Work to complete:
Transcribe all of the material exactly, except for its pictures.
*** Material supplied
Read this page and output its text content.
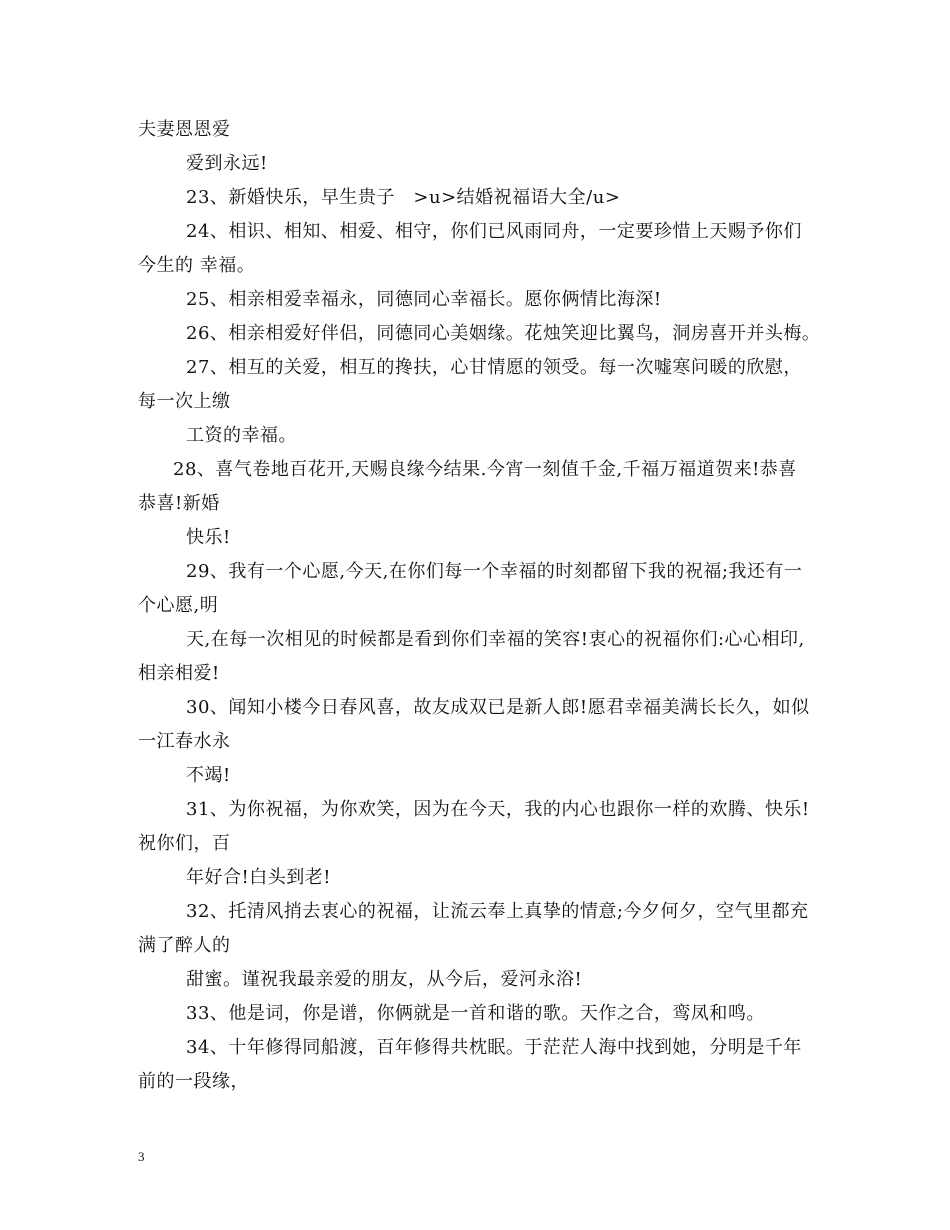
夫妻恩恩爱
爱到永远!
23、新婚快乐，早生贵子　>u>结婚祝福语大全/u>
24、相识、相知、相爱、相守，你们已风雨同舟，一定要珍惜上天赐予你们
今生的 幸福。
25、相亲相爱幸福永，同德同心幸福长。愿你俩情比海深!
26、相亲相爱好伴侣，同德同心美姻缘。花烛笑迎比翼鸟，洞房喜开并头梅。
27、相互的关爱，相互的搀扶，心甘情愿的领受。每一次嘘寒问暖的欣慰，
每一次上缴
工资的幸福。
28、喜气卷地百花开,天赐良缘今结果.今宵一刻值千金,千福万福道贺来!恭喜
恭喜!新婚
快乐!
29、我有一个心愿,今天,在你们每一个幸福的时刻都留下我的祝福;我还有一
个心愿,明
天,在每一次相见的时候都是看到你们幸福的笑容!衷心的祝福你们:心心相印,
相亲相爱!
30、闻知小楼今日春风喜，故友成双已是新人郎!愿君幸福美满长长久，如似
一江春水永
不竭!
31、为你祝福，为你欢笑，因为在今天，我的内心也跟你一样的欢腾、快乐!
祝你们，百
年好合!白头到老!
32、托清风捎去衷心的祝福，让流云奉上真挚的情意;今夕何夕，空气里都充
满了醉人的
甜蜜。谨祝我最亲爱的朋友，从今后，爱河永浴!
33、他是词，你是谱，你俩就是一首和谐的歌。天作之合，鸾凤和鸣。
34、十年修得同船渡，百年修得共枕眠。于茫茫人海中找到她，分明是千年
前的一段缘，
3
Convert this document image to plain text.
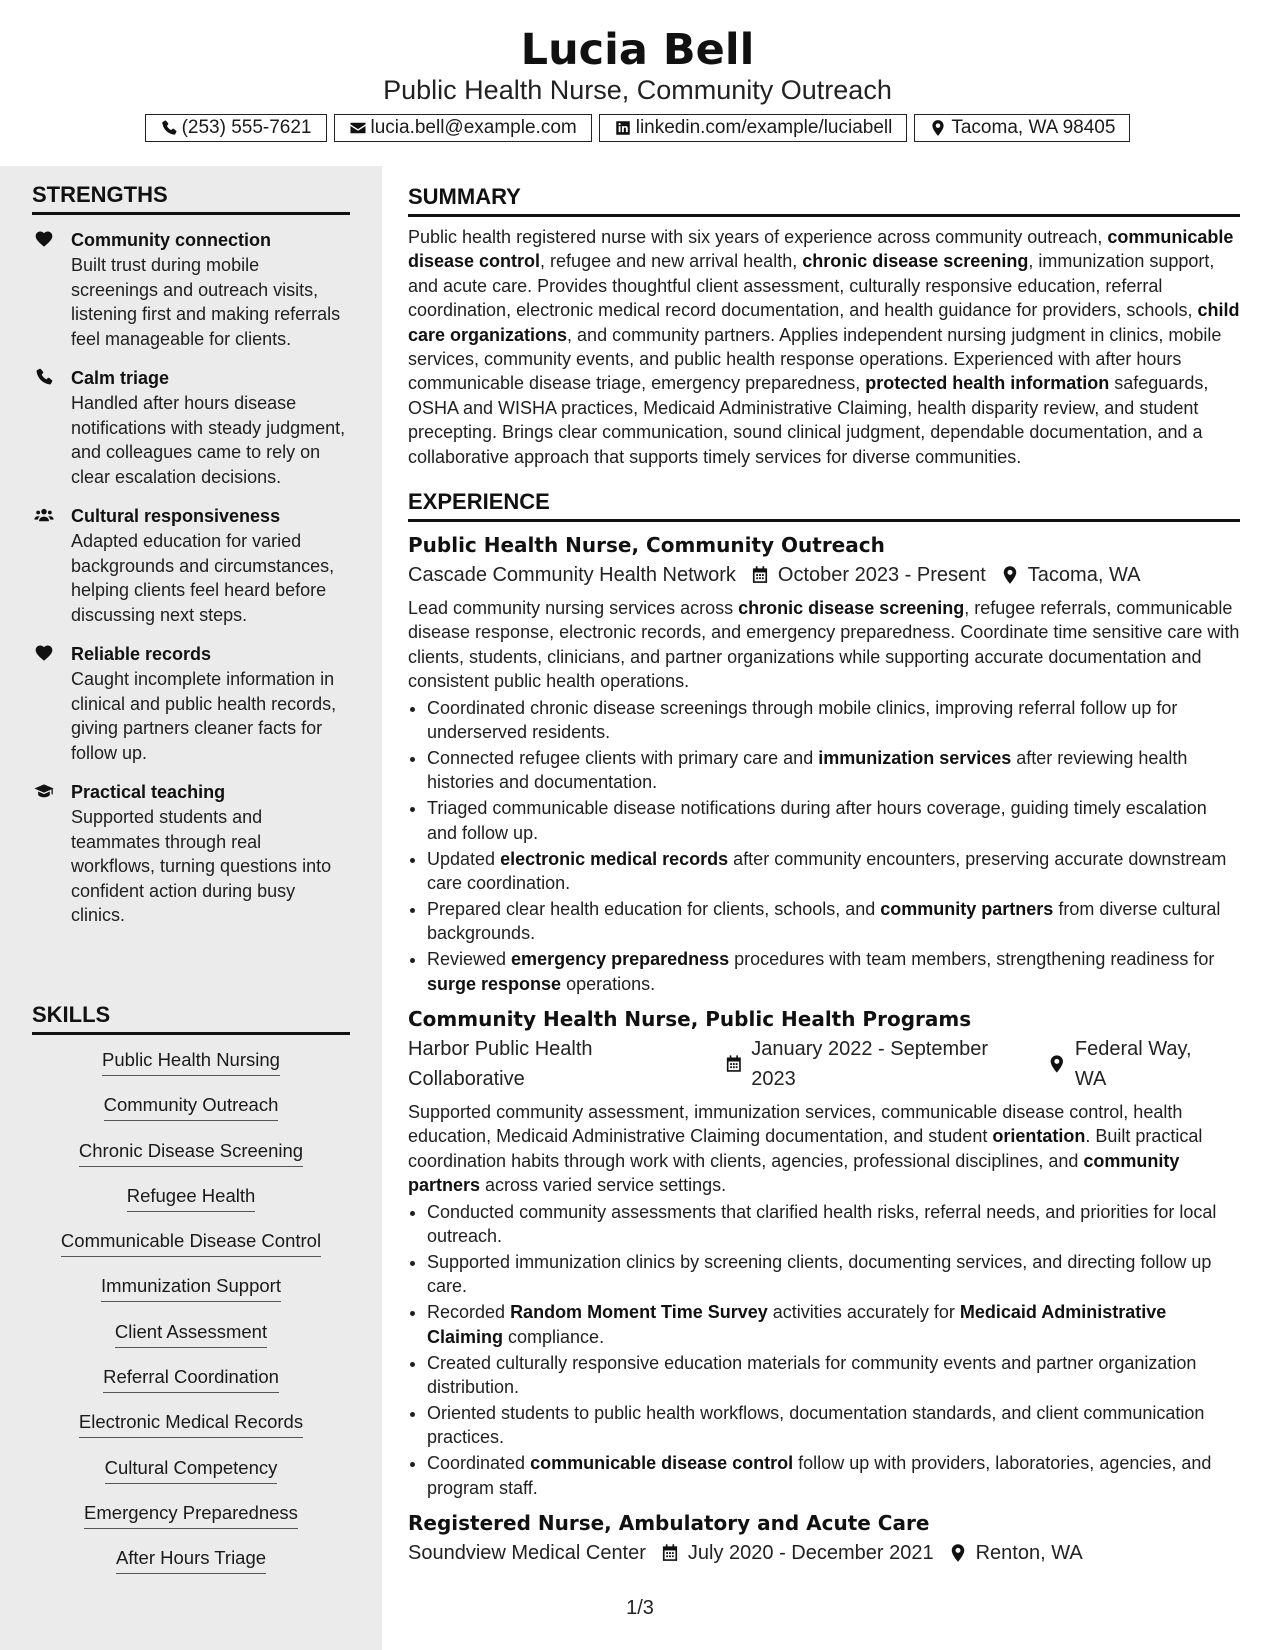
Lucia Bell
Public Health Nurse, Community Outreach
(253) 555-7621	lucia.bell@example.com	linkedin.com/example/luciabell	Tacoma, WA 98405
STRENGTHS
Community connection
Built trust during mobile screenings and outreach visits, listening first and making referrals feel manageable for clients.
Calm triage
Handled after hours disease notifications with steady judgment, and colleagues came to rely on clear escalation decisions.
Cultural responsiveness
Adapted education for varied backgrounds and circumstances, helping clients feel heard before discussing next steps.
Reliable records
Caught incomplete information in clinical and public health records, giving partners cleaner facts for follow up.
Practical teaching
Supported students and teammates through real workflows, turning questions into confident action during busy clinics.
SKILLS
Public Health Nursing
Community Outreach
Chronic Disease Screening
Refugee Health
Communicable Disease Control
Immunization Support
Client Assessment
Referral Coordination
Electronic Medical Records
Cultural Competency
Emergency Preparedness
After Hours Triage
SUMMARY

Public health registered nurse with six years of experience across community outreach, communicable disease control, refugee and new arrival health, chronic disease screening, immunization support, and acute care. Provides thoughtful client assessment, culturally responsive education, referral coordination, electronic medical record documentation, and health guidance for providers, schools, child care organizations, and community partners. Applies independent nursing judgment in clinics, mobile services, community events, and public health response operations. Experienced with after hours communicable disease triage, emergency preparedness, protected health information safeguards, OSHA and WISHA practices, Medicaid Administrative Claiming, health disparity review, and student precepting. Brings clear communication, sound clinical judgment, dependable documentation, and a collaborative approach that supports timely services for diverse communities.

EXPERIENCE
Public Health Nurse, Community Outreach
Cascade Community Health Network October 2023 - Present Tacoma, WA

Lead community nursing services across chronic disease screening, refugee referrals, communicable disease response, electronic records, and emergency preparedness. Coordinate time sensitive care with clients, students, clinicians, and partner organizations while supporting accurate documentation and consistent public health operations.

• Coordinated chronic disease screenings through mobile clinics, improving referral follow up for underserved residents.
• Connected refugee clients with primary care and immunization services after reviewing health histories and documentation.
• Triaged communicable disease notifications during after hours coverage, guiding timely escalation and follow up.
• Updated electronic medical records after community encounters, preserving accurate downstream care coordination.
• Prepared clear health education for clients, schools, and community partners from diverse cultural backgrounds.
• Reviewed emergency preparedness procedures with team members, strengthening readiness for surge response operations.
Community Health Nurse, Public Health Programs
Harbor Public Health Collaborative
January 2022 - September 2023
Federal Way, WA

Supported community assessment, immunization services, communicable disease control, health education, Medicaid Administrative Claiming documentation, and student orientation. Built practical coordination habits through work with clients, agencies, professional disciplines, and community partners across varied service settings.

• Conducted community assessments that clarified health risks, referral needs, and priorities for local outreach.
• Supported immunization clinics by screening clients, documenting services, and directing follow up care.
• Recorded Random Moment Time Survey activities accurately for Medicaid Administrative Claiming compliance.
• Created culturally responsive education materials for community events and partner organization distribution.
• Oriented students to public health workflows, documentation standards, and client communication practices.
• Coordinated communicable disease control follow up with providers, laboratories, agencies, and program staff.
Registered Nurse, Ambulatory and Acute Care
Soundview Medical Center July 2020 - December 2021 Renton, WA
1/3
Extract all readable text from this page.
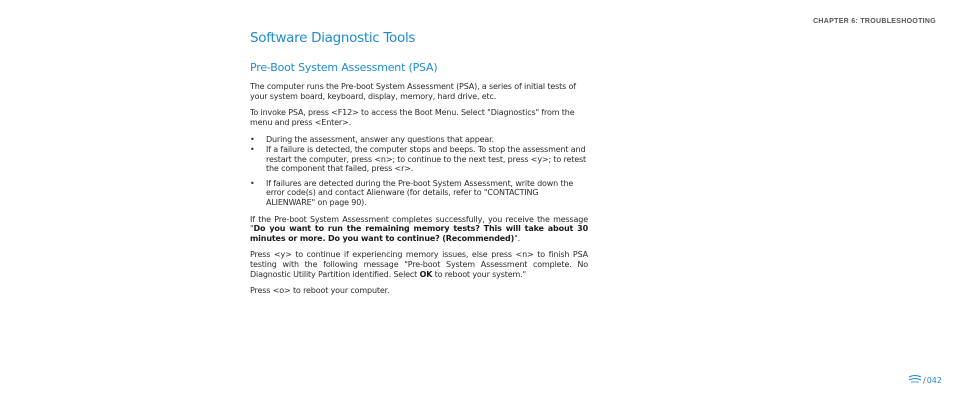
CHAPTER 6: TROUBLESHOOTING
Software Diagnostic Tools
Pre-Boot System Assessment (PSA)

The computer runs the Pre-boot System Assessment (PSA), a series of initial tests of your system board, keyboard, display, memory, hard drive, etc.

To invoke PSA, press <F12> to access the Boot Menu. Select "Diagnostics" from the menu and press <Enter>.

• During the assessment, answer any questions that appear.
• If a failure is detected, the computer stops and beeps. To stop the assessment and restart the computer, press <n>; to continue to the next test, press <y>; to retest the component that failed, press <r>.
• If failures are detected during the Pre-boot System Assessment, write down the error code(s) and contact Alienware (for details, refer to "CONTACTING ALIENWARE" on page 90).

If the Pre-boot System Assessment completes successfully, you receive the message "Do you want to run the remaining memory tests? This will take about 30 minutes or more. Do you want to continue? (Recommended)".

Press <y> to continue if experiencing memory issues, else press <n> to finish PSA testing with the following message "Pre-boot System Assessment complete. No Diagnostic Utility Partition identified. Select OK to reboot your system."

Press <o> to reboot your computer.

/ 042
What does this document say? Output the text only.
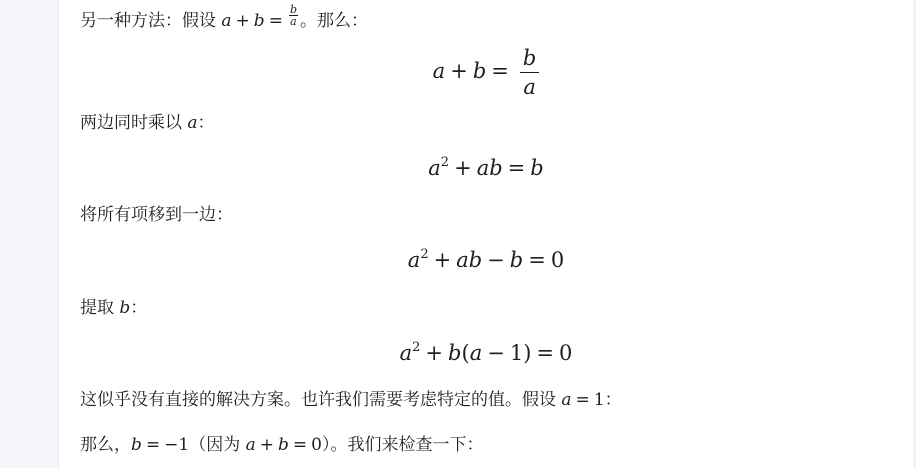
另一种方法：假设 $a + b = \frac{b}{a}$ 。那么：
$a + b = \frac{b}{a}$
两边同时乘以 a：
$a^2$ + ab = b
将所有项移到一边：
$a^2$ + ab − b = 0
提取 b：
$a^2 + b(a - 1) = 0$
这似乎没有直接的解决方案。也许我们需要考虑特定的值。假设 a = 1：
那么，b = −1（因为 a + b = 0）。我们来检查一下：
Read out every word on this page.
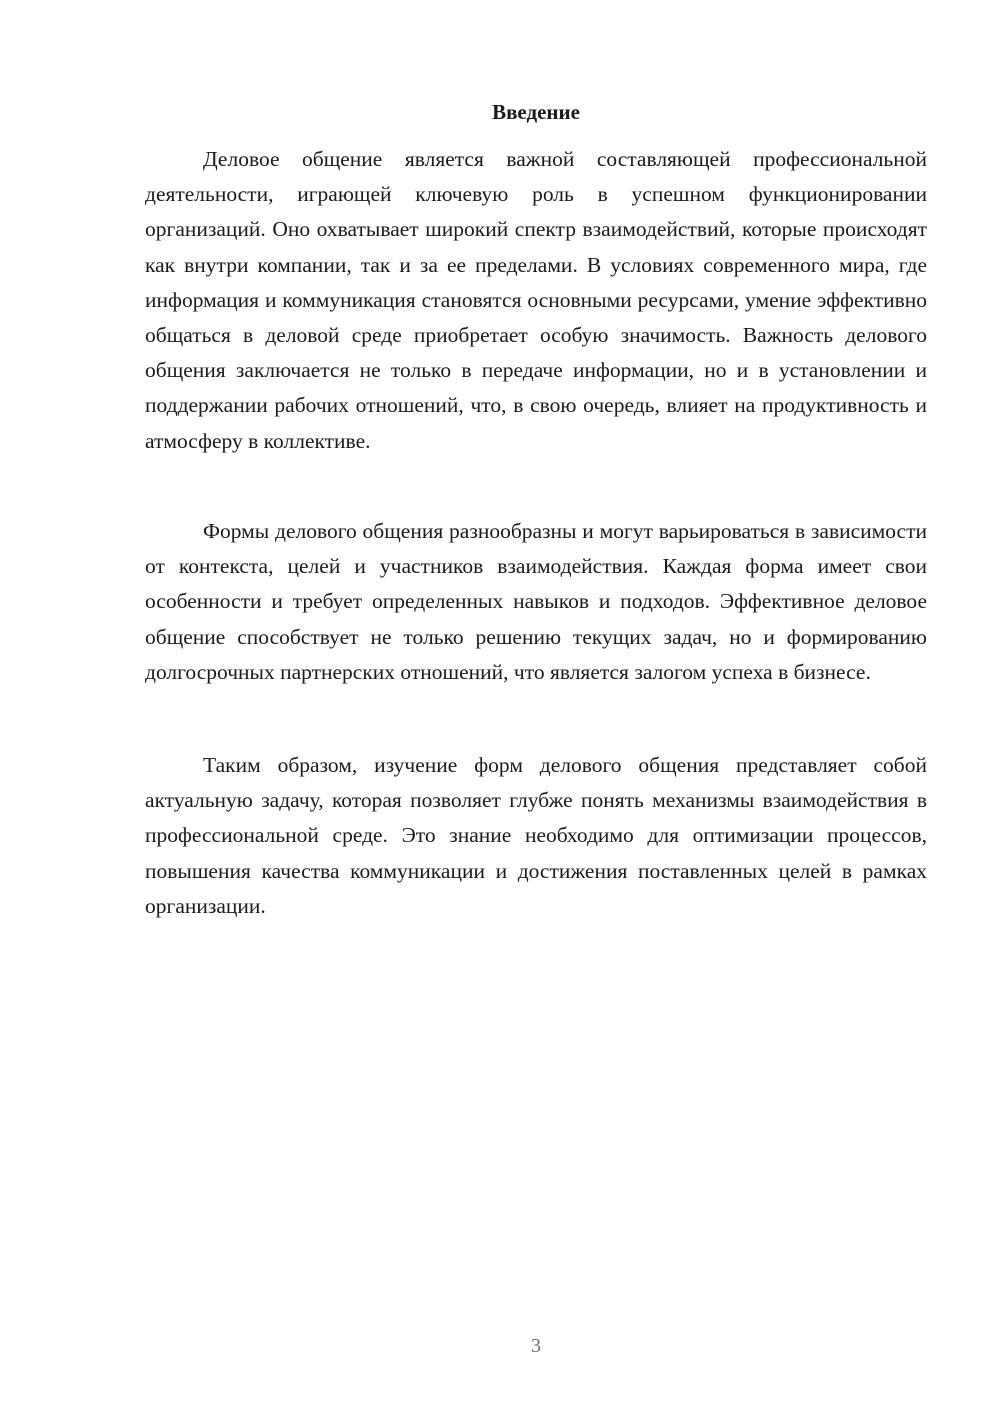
Введение

Деловое общение является важной составляющей профессиональной деятельности, играющей ключевую роль в успешном функционировании организаций. Оно охватывает широкий спектр взаимодействий, которые происходят как внутри компании, так и за ее пределами. В условиях современного мира, где информация и коммуникация становятся основными ресурсами, умение эффективно общаться в деловой среде приобретает особую значимость. Важность делового общения заключается не только в передаче информации, но и в установлении и поддержании рабочих отношений, что, в свою очередь, влияет на продуктивность и атмосферу в коллективе.

Формы делового общения разнообразны и могут варьироваться в зависимости от контекста, целей и участников взаимодействия. Каждая форма имеет свои особенности и требует определенных навыков и подходов. Эффективное деловое общение способствует не только решению текущих задач, но и формированию долгосрочных партнерских отношений, что является залогом успеха в бизнесе.

Таким образом, изучение форм делового общения представляет собой актуальную задачу, которая позволяет глубже понять механизмы взаимодействия в профессиональной среде. Это знание необходимо для оптимизации процессов, повышения качества коммуникации и достижения поставленных целей в рамках организации.

3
******
Output of the task:
Read this page and output its text content.
夫妻恩恩爱
爱到永远!
23、新婚快乐，早生贵子　>u>结婚祝福语大全/u>
24、相识、相知、相爱、相守，你们已风雨同舟，一定要珍惜上天赐予你们
今生的 幸福。
25、相亲相爱幸福永，同德同心幸福长。愿你俩情比海深!
26、相亲相爱好伴侣，同德同心美姻缘。花烛笑迎比翼鸟，洞房喜开并头梅。
27、相互的关爱，相互的搀扶，心甘情愿的领受。每一次嘘寒问暖的欣慰，
每一次上缴
工资的幸福。
28、喜气卷地百花开,天赐良缘今结果.今宵一刻值千金,千福万福道贺来!恭喜
恭喜!新婚
快乐!
29、我有一个心愿,今天,在你们每一个幸福的时刻都留下我的祝福;我还有一
个心愿,明
天,在每一次相见的时候都是看到你们幸福的笑容!衷心的祝福你们:心心相印,
相亲相爱!
30、闻知小楼今日春风喜，故友成双已是新人郎!愿君幸福美满长长久，如似
一江春水永
不竭!
31、为你祝福，为你欢笑，因为在今天，我的内心也跟你一样的欢腾、快乐!
祝你们，百
年好合!白头到老!
32、托清风捎去衷心的祝福，让流云奉上真挚的情意;今夕何夕，空气里都充
满了醉人的
甜蜜。谨祝我最亲爱的朋友，从今后，爱河永浴!
33、他是词，你是谱，你俩就是一首和谐的歌。天作之合，鸾凤和鸣。
34、十年修得同船渡，百年修得共枕眠。于茫茫人海中找到她，分明是千年
前的一段缘，
3
Convert this document image to plain text.
Lucia Bell
Public Health Nurse, Community Outreach
(253) 555-7621	lucia.bell@example.com	linkedin.com/example/luciabell	Tacoma, WA 98405
STRENGTHS
Community connection
Built trust during mobile screenings and outreach visits, listening first and making referrals feel manageable for clients.
Calm triage
Handled after hours disease notifications with steady judgment, and colleagues came to rely on clear escalation decisions.
Cultural responsiveness
Adapted education for varied backgrounds and circumstances, helping clients feel heard before discussing next steps.
Reliable records
Caught incomplete information in clinical and public health records, giving partners cleaner facts for follow up.
Practical teaching
Supported students and teammates through real workflows, turning questions into confident action during busy clinics.
SKILLS
Public Health Nursing
Community Outreach
Chronic Disease Screening
Refugee Health
Communicable Disease Control
Immunization Support
Client Assessment
Referral Coordination
Electronic Medical Records
Cultural Competency
Emergency Preparedness
After Hours Triage
SUMMARY

Public health registered nurse with six years of experience across community outreach, communicable disease control, refugee and new arrival health, chronic disease screening, immunization support, and acute care. Provides thoughtful client assessment, culturally responsive education, referral coordination, electronic medical record documentation, and health guidance for providers, schools, child care organizations, and community partners. Applies independent nursing judgment in clinics, mobile services, community events, and public health response operations. Experienced with after hours communicable disease triage, emergency preparedness, protected health information safeguards, OSHA and WISHA practices, Medicaid Administrative Claiming, health disparity review, and student precepting. Brings clear communication, sound clinical judgment, dependable documentation, and a collaborative approach that supports timely services for diverse communities.

EXPERIENCE
Public Health Nurse, Community Outreach
Cascade Community Health Network October 2023 - Present Tacoma, WA

Lead community nursing services across chronic disease screening, refugee referrals, communicable disease response, electronic records, and emergency preparedness. Coordinate time sensitive care with clients, students, clinicians, and partner organizations while supporting accurate documentation and consistent public health operations.

• Coordinated chronic disease screenings through mobile clinics, improving referral follow up for underserved residents.
• Connected refugee clients with primary care and immunization services after reviewing health histories and documentation.
• Triaged communicable disease notifications during after hours coverage, guiding timely escalation and follow up.
• Updated electronic medical records after community encounters, preserving accurate downstream care coordination.
• Prepared clear health education for clients, schools, and community partners from diverse cultural backgrounds.
• Reviewed emergency preparedness procedures with team members, strengthening readiness for surge response operations.
Community Health Nurse, Public Health Programs
Harbor Public Health Collaborative
January 2022 - September 2023
Federal Way, WA

Supported community assessment, immunization services, communicable disease control, health education, Medicaid Administrative Claiming documentation, and student orientation. Built practical coordination habits through work with clients, agencies, professional disciplines, and community partners across varied service settings.

• Conducted community assessments that clarified health risks, referral needs, and priorities for local outreach.
• Supported immunization clinics by screening clients, documenting services, and directing follow up care.
• Recorded Random Moment Time Survey activities accurately for Medicaid Administrative Claiming compliance.
• Created culturally responsive education materials for community events and partner organization distribution.
• Oriented students to public health workflows, documentation standards, and client communication practices.
• Coordinated communicable disease control follow up with providers, laboratories, agencies, and program staff.
Registered Nurse, Ambulatory and Acute Care
Soundview Medical Center July 2020 - December 2021 Renton, WA
1/3
Extract all readable text from this page.
CHAPTER 6: TROUBLESHOOTING
Software Diagnostic Tools
Pre-Boot System Assessment (PSA)

The computer runs the Pre-boot System Assessment (PSA), a series of initial tests of your system board, keyboard, display, memory, hard drive, etc.

To invoke PSA, press <F12> to access the Boot Menu. Select "Diagnostics" from the menu and press <Enter>.

• During the assessment, answer any questions that appear.
• If a failure is detected, the computer stops and beeps. To stop the assessment and restart the computer, press <n>; to continue to the next test, press <y>; to retest the component that failed, press <r>.
• If failures are detected during the Pre-boot System Assessment, write down the error code(s) and contact Alienware (for details, refer to "CONTACTING ALIENWARE" on page 90).

If the Pre-boot System Assessment completes successfully, you receive the message "Do you want to run the remaining memory tests? This will take about 30 minutes or more. Do you want to continue? (Recommended)".

Press <y> to continue if experiencing memory issues, else press <n> to finish PSA testing with the following message "Pre-boot System Assessment complete. No Diagnostic Utility Partition identified. Select OK to reboot your system."

Press <o> to reboot your computer.

/ 042
What does this document say? Output the text only.
另一种方法：假设 $a + b = \frac{b}{a}$ 。那么：
$a + b = \frac{b}{a}$
两边同时乘以 a：
$a^2$ + ab = b
将所有项移到一边：
$a^2$ + ab − b = 0
提取 b：
$a^2 + b(a - 1) = 0$
这似乎没有直接的解决方案。也许我们需要考虑特定的值。假设 a = 1：
那么，b = −1（因为 a + b = 0）。我们来检查一下：
Read out every word on this page.
Введение

Деловое общение является важной составляющей профессиональной деятельности, играющей ключевую роль в успешном функционировании организаций. Оно охватывает широкий спектр взаимодействий, которые происходят как внутри компании, так и за ее пределами. В условиях современного мира, где информация и коммуникация становятся основными ресурсами, умение эффективно общаться в деловой среде приобретает особую значимость. Важность делового общения заключается не только в передаче информации, но и в установлении и поддержании рабочих отношений, что, в свою очередь, влияет на продуктивность и атмосферу в коллективе.

Формы делового общения разнообразны и могут варьироваться в зависимости от контекста, целей и участников взаимодействия. Каждая форма имеет свои особенности и требует определенных навыков и подходов. Эффективное деловое общение способствует не только решению текущих задач, но и формированию долгосрочных партнерских отношений, что является залогом успеха в бизнесе.

Таким образом, изучение форм делового общения представляет собой актуальную задачу, которая позволяет глубже понять механизмы взаимодействия в профессиональной среде. Это знание необходимо для оптимизации процессов, повышения качества коммуникации и достижения поставленных целей в рамках организации.

3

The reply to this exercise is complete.